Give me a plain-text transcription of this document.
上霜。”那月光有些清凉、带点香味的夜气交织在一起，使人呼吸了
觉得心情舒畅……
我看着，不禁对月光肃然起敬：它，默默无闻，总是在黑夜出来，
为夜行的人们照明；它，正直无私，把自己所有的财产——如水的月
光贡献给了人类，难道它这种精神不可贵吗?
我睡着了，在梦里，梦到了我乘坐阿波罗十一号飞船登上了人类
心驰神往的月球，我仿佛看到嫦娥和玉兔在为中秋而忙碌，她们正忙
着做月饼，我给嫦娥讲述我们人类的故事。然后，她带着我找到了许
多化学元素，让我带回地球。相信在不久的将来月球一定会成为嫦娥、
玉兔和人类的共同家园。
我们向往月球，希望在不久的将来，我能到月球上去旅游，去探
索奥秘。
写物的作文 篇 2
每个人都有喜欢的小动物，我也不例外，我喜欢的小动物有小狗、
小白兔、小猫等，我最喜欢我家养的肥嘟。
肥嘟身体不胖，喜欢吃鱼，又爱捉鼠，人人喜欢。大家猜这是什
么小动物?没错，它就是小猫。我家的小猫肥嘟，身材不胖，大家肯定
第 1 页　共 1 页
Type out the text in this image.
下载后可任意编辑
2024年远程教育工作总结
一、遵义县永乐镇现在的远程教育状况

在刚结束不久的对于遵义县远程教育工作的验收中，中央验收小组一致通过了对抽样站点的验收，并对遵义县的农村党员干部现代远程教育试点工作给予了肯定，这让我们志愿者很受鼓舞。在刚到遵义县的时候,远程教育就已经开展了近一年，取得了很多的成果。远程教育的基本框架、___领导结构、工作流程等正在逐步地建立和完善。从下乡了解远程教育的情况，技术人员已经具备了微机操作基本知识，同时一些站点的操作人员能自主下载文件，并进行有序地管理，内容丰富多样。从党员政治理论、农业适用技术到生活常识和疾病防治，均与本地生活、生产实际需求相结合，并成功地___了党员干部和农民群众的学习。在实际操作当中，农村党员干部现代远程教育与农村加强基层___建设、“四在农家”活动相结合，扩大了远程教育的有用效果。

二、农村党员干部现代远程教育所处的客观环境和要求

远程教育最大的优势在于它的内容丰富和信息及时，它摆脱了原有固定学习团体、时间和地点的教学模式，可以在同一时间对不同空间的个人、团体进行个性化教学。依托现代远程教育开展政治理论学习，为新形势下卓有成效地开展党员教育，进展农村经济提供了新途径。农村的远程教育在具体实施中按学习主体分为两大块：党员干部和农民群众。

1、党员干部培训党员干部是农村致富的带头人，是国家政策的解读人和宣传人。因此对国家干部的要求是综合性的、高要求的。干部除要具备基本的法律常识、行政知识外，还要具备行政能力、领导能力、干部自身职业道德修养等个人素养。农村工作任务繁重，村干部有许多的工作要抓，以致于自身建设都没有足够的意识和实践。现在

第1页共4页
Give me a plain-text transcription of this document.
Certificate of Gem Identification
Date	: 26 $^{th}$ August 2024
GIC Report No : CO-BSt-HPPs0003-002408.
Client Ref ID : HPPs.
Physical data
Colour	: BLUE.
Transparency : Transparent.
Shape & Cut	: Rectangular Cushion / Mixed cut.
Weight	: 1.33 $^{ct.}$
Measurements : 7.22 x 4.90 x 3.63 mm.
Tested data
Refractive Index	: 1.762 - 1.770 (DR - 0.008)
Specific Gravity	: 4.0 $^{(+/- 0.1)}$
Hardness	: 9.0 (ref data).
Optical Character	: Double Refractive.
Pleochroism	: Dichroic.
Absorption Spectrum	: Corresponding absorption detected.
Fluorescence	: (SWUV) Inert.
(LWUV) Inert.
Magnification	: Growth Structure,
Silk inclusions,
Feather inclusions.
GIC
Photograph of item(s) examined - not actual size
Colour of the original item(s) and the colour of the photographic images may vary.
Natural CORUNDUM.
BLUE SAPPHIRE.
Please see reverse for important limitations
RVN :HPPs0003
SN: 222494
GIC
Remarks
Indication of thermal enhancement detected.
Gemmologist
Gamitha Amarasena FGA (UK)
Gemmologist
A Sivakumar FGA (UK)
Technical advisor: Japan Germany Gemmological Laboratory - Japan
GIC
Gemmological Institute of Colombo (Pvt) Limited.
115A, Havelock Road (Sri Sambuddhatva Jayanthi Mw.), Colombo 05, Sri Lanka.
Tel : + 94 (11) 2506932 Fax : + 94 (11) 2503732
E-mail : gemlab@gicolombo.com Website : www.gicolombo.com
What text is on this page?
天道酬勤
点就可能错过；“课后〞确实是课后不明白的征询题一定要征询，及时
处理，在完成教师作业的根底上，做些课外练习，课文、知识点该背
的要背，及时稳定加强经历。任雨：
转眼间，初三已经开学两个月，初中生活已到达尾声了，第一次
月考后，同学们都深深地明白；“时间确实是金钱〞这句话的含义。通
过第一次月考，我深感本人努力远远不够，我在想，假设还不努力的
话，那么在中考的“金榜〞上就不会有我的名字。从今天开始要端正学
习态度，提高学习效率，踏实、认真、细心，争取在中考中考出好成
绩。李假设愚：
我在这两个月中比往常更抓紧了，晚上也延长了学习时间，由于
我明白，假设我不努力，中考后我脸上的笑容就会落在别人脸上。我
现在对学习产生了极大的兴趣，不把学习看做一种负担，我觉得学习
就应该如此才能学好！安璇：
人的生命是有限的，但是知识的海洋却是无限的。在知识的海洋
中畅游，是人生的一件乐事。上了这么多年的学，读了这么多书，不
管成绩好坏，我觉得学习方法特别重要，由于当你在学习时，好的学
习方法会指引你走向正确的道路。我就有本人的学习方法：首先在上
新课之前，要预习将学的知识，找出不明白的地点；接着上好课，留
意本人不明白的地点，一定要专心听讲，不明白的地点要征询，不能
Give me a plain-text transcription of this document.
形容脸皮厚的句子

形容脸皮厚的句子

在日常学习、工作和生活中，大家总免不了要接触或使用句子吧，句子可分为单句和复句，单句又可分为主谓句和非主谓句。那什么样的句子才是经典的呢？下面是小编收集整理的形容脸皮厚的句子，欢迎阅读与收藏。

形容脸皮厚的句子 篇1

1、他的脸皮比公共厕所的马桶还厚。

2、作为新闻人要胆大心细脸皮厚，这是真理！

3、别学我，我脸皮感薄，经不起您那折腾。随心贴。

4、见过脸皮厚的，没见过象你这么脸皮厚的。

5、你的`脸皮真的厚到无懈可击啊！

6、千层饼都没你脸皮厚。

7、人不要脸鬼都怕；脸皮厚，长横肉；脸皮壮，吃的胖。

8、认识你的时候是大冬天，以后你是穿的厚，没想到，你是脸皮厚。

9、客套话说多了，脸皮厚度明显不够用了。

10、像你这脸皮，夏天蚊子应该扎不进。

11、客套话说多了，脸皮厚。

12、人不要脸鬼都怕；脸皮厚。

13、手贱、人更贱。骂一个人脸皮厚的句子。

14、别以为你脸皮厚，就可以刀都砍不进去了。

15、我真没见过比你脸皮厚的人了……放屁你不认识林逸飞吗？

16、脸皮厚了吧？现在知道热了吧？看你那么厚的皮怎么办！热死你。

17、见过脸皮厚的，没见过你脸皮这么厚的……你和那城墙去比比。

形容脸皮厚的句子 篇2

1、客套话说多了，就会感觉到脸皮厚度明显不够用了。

What you are asked to do
Copy out all lines that carry the word "detected".

Solution to this exercise
Absorption Spectrum	: Corresponding absorption detected.
Indication of thermal enhancement detected.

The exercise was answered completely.